* REQUIRED WORK: Will you give every entry again exactly as it stands?

-- Start EXTRACTED MATERIAL --

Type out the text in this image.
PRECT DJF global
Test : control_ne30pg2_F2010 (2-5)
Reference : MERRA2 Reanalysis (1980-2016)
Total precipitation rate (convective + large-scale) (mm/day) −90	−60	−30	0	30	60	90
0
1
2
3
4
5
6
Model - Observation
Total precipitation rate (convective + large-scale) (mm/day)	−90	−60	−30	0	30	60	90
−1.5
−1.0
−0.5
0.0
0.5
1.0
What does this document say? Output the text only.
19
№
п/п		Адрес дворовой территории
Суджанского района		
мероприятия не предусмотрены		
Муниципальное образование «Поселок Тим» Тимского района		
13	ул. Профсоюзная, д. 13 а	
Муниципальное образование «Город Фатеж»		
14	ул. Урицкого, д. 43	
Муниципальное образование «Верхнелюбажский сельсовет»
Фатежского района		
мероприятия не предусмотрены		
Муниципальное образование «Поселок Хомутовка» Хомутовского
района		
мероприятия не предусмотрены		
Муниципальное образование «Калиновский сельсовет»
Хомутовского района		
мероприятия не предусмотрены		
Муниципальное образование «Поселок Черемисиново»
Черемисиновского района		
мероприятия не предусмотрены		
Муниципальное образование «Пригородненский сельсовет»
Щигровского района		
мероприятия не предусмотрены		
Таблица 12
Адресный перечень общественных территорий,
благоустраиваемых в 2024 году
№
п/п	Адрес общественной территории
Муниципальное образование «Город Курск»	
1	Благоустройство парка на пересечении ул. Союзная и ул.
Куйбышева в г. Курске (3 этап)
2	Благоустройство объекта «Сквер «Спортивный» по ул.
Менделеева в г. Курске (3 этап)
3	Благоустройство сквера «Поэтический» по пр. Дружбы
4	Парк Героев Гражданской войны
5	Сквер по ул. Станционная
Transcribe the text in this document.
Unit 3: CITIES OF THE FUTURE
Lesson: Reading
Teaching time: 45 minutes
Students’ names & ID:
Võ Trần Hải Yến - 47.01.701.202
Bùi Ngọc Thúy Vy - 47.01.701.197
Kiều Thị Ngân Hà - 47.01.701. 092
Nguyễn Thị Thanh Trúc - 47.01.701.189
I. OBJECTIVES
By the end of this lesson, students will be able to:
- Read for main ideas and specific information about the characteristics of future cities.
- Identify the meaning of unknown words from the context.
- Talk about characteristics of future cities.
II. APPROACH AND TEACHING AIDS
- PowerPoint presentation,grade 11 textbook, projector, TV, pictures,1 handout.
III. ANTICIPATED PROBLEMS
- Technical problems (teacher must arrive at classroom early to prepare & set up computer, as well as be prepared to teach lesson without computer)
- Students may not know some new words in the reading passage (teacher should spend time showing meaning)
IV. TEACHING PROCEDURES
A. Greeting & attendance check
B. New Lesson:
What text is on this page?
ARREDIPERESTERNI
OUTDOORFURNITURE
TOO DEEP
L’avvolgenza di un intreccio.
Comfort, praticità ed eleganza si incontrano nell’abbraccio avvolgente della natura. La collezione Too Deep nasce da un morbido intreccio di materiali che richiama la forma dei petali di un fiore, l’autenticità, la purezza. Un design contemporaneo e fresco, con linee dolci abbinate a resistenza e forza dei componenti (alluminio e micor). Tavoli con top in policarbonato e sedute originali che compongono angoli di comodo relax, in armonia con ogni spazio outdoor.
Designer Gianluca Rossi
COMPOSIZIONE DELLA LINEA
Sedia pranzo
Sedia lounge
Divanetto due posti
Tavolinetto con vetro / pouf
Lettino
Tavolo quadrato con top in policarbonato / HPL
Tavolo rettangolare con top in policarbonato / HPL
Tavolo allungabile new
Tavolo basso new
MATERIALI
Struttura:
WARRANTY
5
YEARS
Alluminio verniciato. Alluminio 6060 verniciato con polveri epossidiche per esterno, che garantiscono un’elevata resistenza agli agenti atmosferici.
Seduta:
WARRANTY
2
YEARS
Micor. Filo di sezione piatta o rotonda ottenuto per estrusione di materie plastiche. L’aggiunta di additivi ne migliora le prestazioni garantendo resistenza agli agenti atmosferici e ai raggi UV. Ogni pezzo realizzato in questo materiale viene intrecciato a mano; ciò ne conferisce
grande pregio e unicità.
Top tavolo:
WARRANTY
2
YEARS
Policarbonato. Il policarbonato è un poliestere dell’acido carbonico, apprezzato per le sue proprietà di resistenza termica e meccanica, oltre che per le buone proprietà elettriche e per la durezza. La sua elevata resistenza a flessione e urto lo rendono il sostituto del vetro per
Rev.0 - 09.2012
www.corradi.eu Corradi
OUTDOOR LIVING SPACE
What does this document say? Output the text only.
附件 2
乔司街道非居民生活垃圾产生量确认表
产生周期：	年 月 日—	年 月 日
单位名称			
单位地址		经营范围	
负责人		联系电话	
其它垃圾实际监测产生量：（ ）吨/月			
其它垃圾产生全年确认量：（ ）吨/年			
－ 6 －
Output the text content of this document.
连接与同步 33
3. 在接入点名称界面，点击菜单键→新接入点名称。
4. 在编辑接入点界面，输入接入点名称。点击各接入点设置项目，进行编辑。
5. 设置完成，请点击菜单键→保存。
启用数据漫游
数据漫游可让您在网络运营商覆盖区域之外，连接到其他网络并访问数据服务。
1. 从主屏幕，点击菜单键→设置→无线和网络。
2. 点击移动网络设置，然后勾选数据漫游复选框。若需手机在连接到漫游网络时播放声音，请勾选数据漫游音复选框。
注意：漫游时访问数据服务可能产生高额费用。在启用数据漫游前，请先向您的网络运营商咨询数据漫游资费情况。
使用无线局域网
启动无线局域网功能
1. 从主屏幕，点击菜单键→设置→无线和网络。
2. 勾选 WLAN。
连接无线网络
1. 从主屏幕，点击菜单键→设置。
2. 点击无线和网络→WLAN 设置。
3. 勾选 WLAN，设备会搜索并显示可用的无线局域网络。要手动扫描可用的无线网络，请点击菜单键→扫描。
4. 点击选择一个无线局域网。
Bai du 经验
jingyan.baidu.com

-- End EXTRACTED MATERIAL --

* EXERCISE SOLUTION:
Type out the text in this image.
PRECT DJF global
Test : control_ne30pg2_F2010 (2-5)
Reference : MERRA2 Reanalysis (1980-2016)
Total precipitation rate (convective + large-scale) (mm/day) −90	−60	−30	0	30	60	90
0
1
2
3
4
5
6
Model - Observation
Total precipitation rate (convective + large-scale) (mm/day)	−90	−60	−30	0	30	60	90
−1.5
−1.0
−0.5
0.0
0.5
1.0
What does this document say? Output the text only.
19
№
п/п		Адрес дворовой территории
Суджанского района		
мероприятия не предусмотрены		
Муниципальное образование «Поселок Тим» Тимского района		
13	ул. Профсоюзная, д. 13 а	
Муниципальное образование «Город Фатеж»		
14	ул. Урицкого, д. 43	
Муниципальное образование «Верхнелюбажский сельсовет»
Фатежского района		
мероприятия не предусмотрены		
Муниципальное образование «Поселок Хомутовка» Хомутовского
района		
мероприятия не предусмотрены		
Муниципальное образование «Калиновский сельсовет»
Хомутовского района		
мероприятия не предусмотрены		
Муниципальное образование «Поселок Черемисиново»
Черемисиновского района		
мероприятия не предусмотрены		
Муниципальное образование «Пригородненский сельсовет»
Щигровского района		
мероприятия не предусмотрены		
Таблица 12
Адресный перечень общественных территорий,
благоустраиваемых в 2024 году
№
п/п	Адрес общественной территории
Муниципальное образование «Город Курск»	
1	Благоустройство парка на пересечении ул. Союзная и ул.
Куйбышева в г. Курске (3 этап)
2	Благоустройство объекта «Сквер «Спортивный» по ул.
Менделеева в г. Курске (3 этап)
3	Благоустройство сквера «Поэтический» по пр. Дружбы
4	Парк Героев Гражданской войны
5	Сквер по ул. Станционная
Transcribe the text in this document.
Unit 3: CITIES OF THE FUTURE
Lesson: Reading
Teaching time: 45 minutes
Students’ names & ID:
Võ Trần Hải Yến - 47.01.701.202
Bùi Ngọc Thúy Vy - 47.01.701.197
Kiều Thị Ngân Hà - 47.01.701. 092
Nguyễn Thị Thanh Trúc - 47.01.701.189
I. OBJECTIVES
By the end of this lesson, students will be able to:
- Read for main ideas and specific information about the characteristics of future cities.
- Identify the meaning of unknown words from the context.
- Talk about characteristics of future cities.
II. APPROACH AND TEACHING AIDS
- PowerPoint presentation,grade 11 textbook, projector, TV, pictures,1 handout.
III. ANTICIPATED PROBLEMS
- Technical problems (teacher must arrive at classroom early to prepare & set up computer, as well as be prepared to teach lesson without computer)
- Students may not know some new words in the reading passage (teacher should spend time showing meaning)
IV. TEACHING PROCEDURES
A. Greeting & attendance check
B. New Lesson:
What text is on this page?
ARREDIPERESTERNI
OUTDOORFURNITURE
TOO DEEP
L’avvolgenza di un intreccio.
Comfort, praticità ed eleganza si incontrano nell’abbraccio avvolgente della natura. La collezione Too Deep nasce da un morbido intreccio di materiali che richiama la forma dei petali di un fiore, l’autenticità, la purezza. Un design contemporaneo e fresco, con linee dolci abbinate a resistenza e forza dei componenti (alluminio e micor). Tavoli con top in policarbonato e sedute originali che compongono angoli di comodo relax, in armonia con ogni spazio outdoor.
Designer Gianluca Rossi
COMPOSIZIONE DELLA LINEA
Sedia pranzo
Sedia lounge
Divanetto due posti
Tavolinetto con vetro / pouf
Lettino
Tavolo quadrato con top in policarbonato / HPL
Tavolo rettangolare con top in policarbonato / HPL
Tavolo allungabile new
Tavolo basso new
MATERIALI
Struttura:
WARRANTY
5
YEARS
Alluminio verniciato. Alluminio 6060 verniciato con polveri epossidiche per esterno, che garantiscono un’elevata resistenza agli agenti atmosferici.
Seduta:
WARRANTY
2
YEARS
Micor. Filo di sezione piatta o rotonda ottenuto per estrusione di materie plastiche. L’aggiunta di additivi ne migliora le prestazioni garantendo resistenza agli agenti atmosferici e ai raggi UV. Ogni pezzo realizzato in questo materiale viene intrecciato a mano; ciò ne conferisce
grande pregio e unicità.
Top tavolo:
WARRANTY
2
YEARS
Policarbonato. Il policarbonato è un poliestere dell’acido carbonico, apprezzato per le sue proprietà di resistenza termica e meccanica, oltre che per le buone proprietà elettriche e per la durezza. La sua elevata resistenza a flessione e urto lo rendono il sostituto del vetro per
Rev.0 - 09.2012
www.corradi.eu Corradi
OUTDOOR LIVING SPACE
What does this document say? Output the text only.
附件 2
乔司街道非居民生活垃圾产生量确认表
产生周期：	年 月 日—	年 月 日
单位名称			
单位地址		经营范围	
负责人		联系电话	
其它垃圾实际监测产生量：（ ）吨/月			
其它垃圾产生全年确认量：（ ）吨/年			
－ 6 －
Output the text content of this document.
连接与同步 33
3. 在接入点名称界面，点击菜单键→新接入点名称。
4. 在编辑接入点界面，输入接入点名称。点击各接入点设置项目，进行编辑。
5. 设置完成，请点击菜单键→保存。
启用数据漫游
数据漫游可让您在网络运营商覆盖区域之外，连接到其他网络并访问数据服务。
1. 从主屏幕，点击菜单键→设置→无线和网络。
2. 点击移动网络设置，然后勾选数据漫游复选框。若需手机在连接到漫游网络时播放声音，请勾选数据漫游音复选框。
注意：漫游时访问数据服务可能产生高额费用。在启用数据漫游前，请先向您的网络运营商咨询数据漫游资费情况。
使用无线局域网
启动无线局域网功能
1. 从主屏幕，点击菜单键→设置→无线和网络。
2. 勾选 WLAN。
连接无线网络
1. 从主屏幕，点击菜单键→设置。
2. 点击无线和网络→WLAN 设置。
3. 勾选 WLAN，设备会搜索并显示可用的无线局域网络。要手动扫描可用的无线网络，请点击菜单键→扫描。
4. 点击选择一个无线局域网。
Bai du 经验
jingyan.baidu.com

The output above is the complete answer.